## [What you need to do]
In the data, extract each line that holds the string "sample".

- - - -

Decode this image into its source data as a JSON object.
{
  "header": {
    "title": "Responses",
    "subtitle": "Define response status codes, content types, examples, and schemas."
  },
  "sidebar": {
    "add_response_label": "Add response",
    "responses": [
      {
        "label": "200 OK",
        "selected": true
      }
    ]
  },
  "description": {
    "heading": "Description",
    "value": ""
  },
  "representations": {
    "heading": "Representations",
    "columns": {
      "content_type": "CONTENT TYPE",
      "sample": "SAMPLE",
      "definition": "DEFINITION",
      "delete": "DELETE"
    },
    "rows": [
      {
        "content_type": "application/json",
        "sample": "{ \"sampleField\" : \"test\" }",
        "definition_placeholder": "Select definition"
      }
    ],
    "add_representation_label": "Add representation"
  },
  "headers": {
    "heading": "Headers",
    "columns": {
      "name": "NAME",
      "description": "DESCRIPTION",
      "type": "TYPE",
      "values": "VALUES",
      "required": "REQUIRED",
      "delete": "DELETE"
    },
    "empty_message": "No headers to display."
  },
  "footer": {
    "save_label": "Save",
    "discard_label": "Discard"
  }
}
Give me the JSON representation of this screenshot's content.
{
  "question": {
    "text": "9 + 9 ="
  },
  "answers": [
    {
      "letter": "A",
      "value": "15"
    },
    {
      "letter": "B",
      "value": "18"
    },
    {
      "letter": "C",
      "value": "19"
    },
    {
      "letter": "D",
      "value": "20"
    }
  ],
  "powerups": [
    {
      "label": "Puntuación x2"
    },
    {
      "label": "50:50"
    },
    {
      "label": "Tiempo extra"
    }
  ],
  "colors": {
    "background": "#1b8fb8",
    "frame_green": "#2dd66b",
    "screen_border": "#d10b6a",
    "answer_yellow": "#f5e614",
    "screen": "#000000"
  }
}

- - - -

## [Solution to the problem]
      "sample": "SAMPLE",
        "sample": "{ \"sampleField\" : \"test\" }",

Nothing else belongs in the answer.